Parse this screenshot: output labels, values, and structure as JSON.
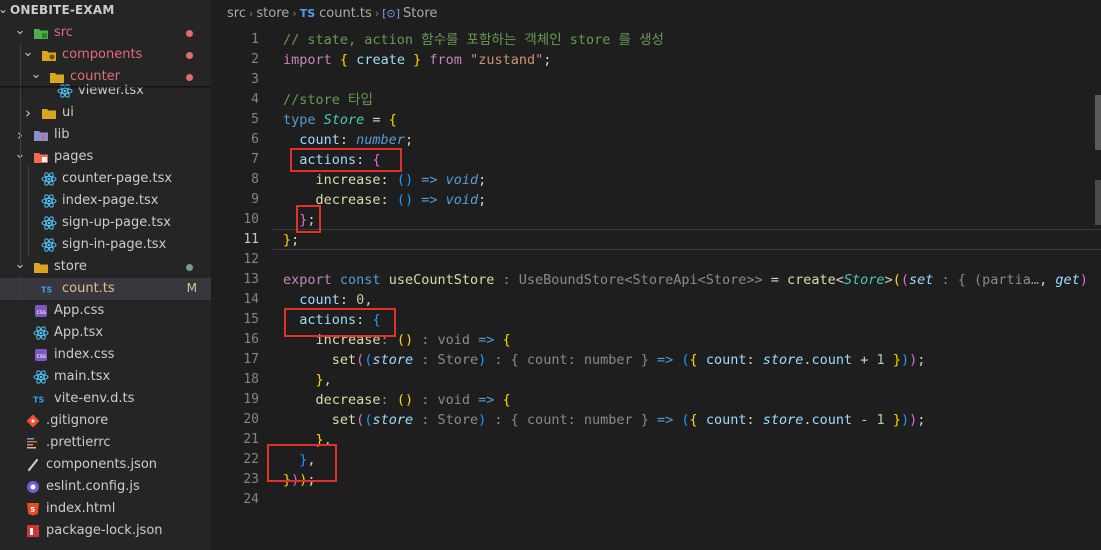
{
  "sidebar": {
    "root_title": "ONEBITE-EXAM",
    "items": [
      {
        "label": "src",
        "kind": "folder-open",
        "icon": "folder-src-icon",
        "color": "#e06c75",
        "status": "dot"
      },
      {
        "label": "components",
        "kind": "folder-open",
        "icon": "folder-components-icon",
        "color": "#e06c75",
        "status": "dot"
      },
      {
        "label": "counter",
        "kind": "folder-open",
        "icon": "folder-icon",
        "color": "#e06c75",
        "status": "dot"
      },
      {
        "label": "viewer.tsx",
        "kind": "file",
        "icon": "react-icon",
        "color": "#cccccc",
        "status": ""
      },
      {
        "label": "ui",
        "kind": "folder-closed",
        "icon": "folder-icon",
        "color": "#cccccc",
        "status": ""
      },
      {
        "label": "lib",
        "kind": "folder-closed",
        "icon": "folder-lib-icon",
        "color": "#cccccc",
        "status": ""
      },
      {
        "label": "pages",
        "kind": "folder-open",
        "icon": "folder-pages-icon",
        "color": "#cccccc",
        "status": ""
      },
      {
        "label": "counter-page.tsx",
        "kind": "file",
        "icon": "react-icon",
        "color": "#cccccc",
        "status": ""
      },
      {
        "label": "index-page.tsx",
        "kind": "file",
        "icon": "react-icon",
        "color": "#cccccc",
        "status": ""
      },
      {
        "label": "sign-up-page.tsx",
        "kind": "file",
        "icon": "react-icon",
        "color": "#cccccc",
        "status": ""
      },
      {
        "label": "sign-in-page.tsx",
        "kind": "file",
        "icon": "react-icon",
        "color": "#cccccc",
        "status": ""
      },
      {
        "label": "store",
        "kind": "folder-open",
        "icon": "folder-icon",
        "color": "#cccccc",
        "status": "dot-green"
      },
      {
        "label": "count.ts",
        "kind": "file",
        "icon": "ts-icon",
        "color": "#e2c08d",
        "status": "M"
      },
      {
        "label": "App.css",
        "kind": "file",
        "icon": "css-icon",
        "color": "#cccccc",
        "status": ""
      },
      {
        "label": "App.tsx",
        "kind": "file",
        "icon": "react-icon",
        "color": "#cccccc",
        "status": ""
      },
      {
        "label": "index.css",
        "kind": "file",
        "icon": "css-icon",
        "color": "#cccccc",
        "status": ""
      },
      {
        "label": "main.tsx",
        "kind": "file",
        "icon": "react-icon",
        "color": "#cccccc",
        "status": ""
      },
      {
        "label": "vite-env.d.ts",
        "kind": "file",
        "icon": "ts-icon",
        "color": "#cccccc",
        "status": ""
      },
      {
        "label": ".gitignore",
        "kind": "file",
        "icon": "git-icon",
        "color": "#cccccc",
        "status": ""
      },
      {
        "label": ".prettierrc",
        "kind": "file",
        "icon": "prettier-icon",
        "color": "#cccccc",
        "status": ""
      },
      {
        "label": "components.json",
        "kind": "file",
        "icon": "json-icon",
        "color": "#cccccc",
        "status": ""
      },
      {
        "label": "eslint.config.js",
        "kind": "file",
        "icon": "eslint-icon",
        "color": "#cccccc",
        "status": ""
      },
      {
        "label": "index.html",
        "kind": "file",
        "icon": "html-icon",
        "color": "#cccccc",
        "status": ""
      },
      {
        "label": "package-lock.json",
        "kind": "file",
        "icon": "npm-icon",
        "color": "#cccccc",
        "status": ""
      }
    ]
  },
  "breadcrumb": {
    "segments": [
      "src",
      "store",
      "count.ts",
      "Store"
    ],
    "file_badge": "TS"
  },
  "editor": {
    "active_line": 11,
    "line_numbers": [
      "1",
      "2",
      "3",
      "4",
      "5",
      "6",
      "7",
      "8",
      "9",
      "10",
      "11",
      "12",
      "13",
      "14",
      "15",
      "16",
      "17",
      "18",
      "19",
      "20",
      "21",
      "22",
      "23",
      "24"
    ],
    "lines": {
      "l1": "// state, action 함수를 포함하는 객체인 store 를 생성",
      "l4": "//store 타입",
      "zustand": "\"zustand\"",
      "store_type": "Store",
      "use_count_store": "useCountStore",
      "hint_type": ": UseBoundStore<StoreApi<Store>>",
      "hint_set": ": { (partia…"
    }
  },
  "colors": {
    "annotation_box": "#e0312b",
    "modified": "#e2c08d",
    "error_dot": "#e06c75",
    "ok_dot": "#73c991"
  }
}
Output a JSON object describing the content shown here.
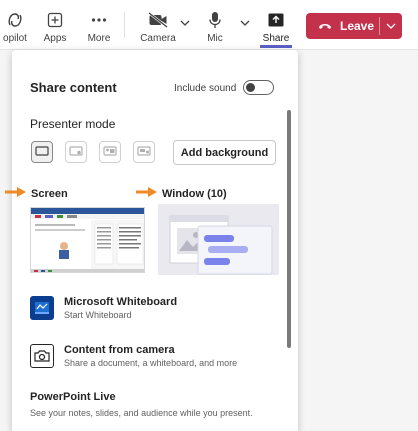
{
  "toolbar": {
    "copilot_label": "opilot",
    "apps_label": "Apps",
    "more_label": "More",
    "camera_label": "Camera",
    "mic_label": "Mic",
    "share_label": "Share",
    "leave_label": "Leave"
  },
  "colors": {
    "leave": "#c4314b",
    "accent": "#5b5fc7",
    "arrow": "#f08a24"
  },
  "panel": {
    "title": "Share content",
    "include_sound_label": "Include sound",
    "include_sound_on": false,
    "presenter_mode_label": "Presenter mode",
    "presenter_modes": [
      "content-only",
      "standout",
      "side-by-side",
      "reporter"
    ],
    "presenter_mode_selected": "content-only",
    "add_background_label": "Add background",
    "screen_label": "Screen",
    "window_label": "Window (10)",
    "items": [
      {
        "title": "Microsoft Whiteboard",
        "subtitle": "Start Whiteboard",
        "icon": "whiteboard-icon"
      },
      {
        "title": "Content from camera",
        "subtitle": "Share a document, a whiteboard, and more",
        "icon": "camera-content-icon"
      }
    ],
    "powerpoint_title": "PowerPoint Live",
    "powerpoint_subtitle": "See your notes, slides, and audience while you present."
  }
}
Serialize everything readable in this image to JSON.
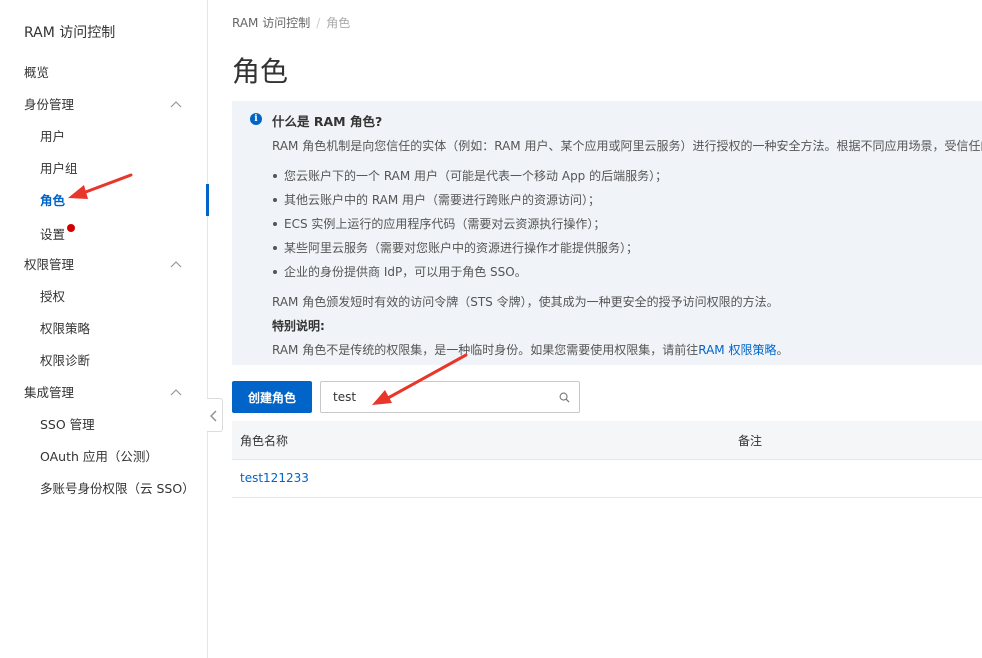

*Stated problem*:
List all lines in the material containing the string "sign".

*Worked solution*:
        "label": "sign-up-page.tsx",
        "label": "sign-in-page.tsx",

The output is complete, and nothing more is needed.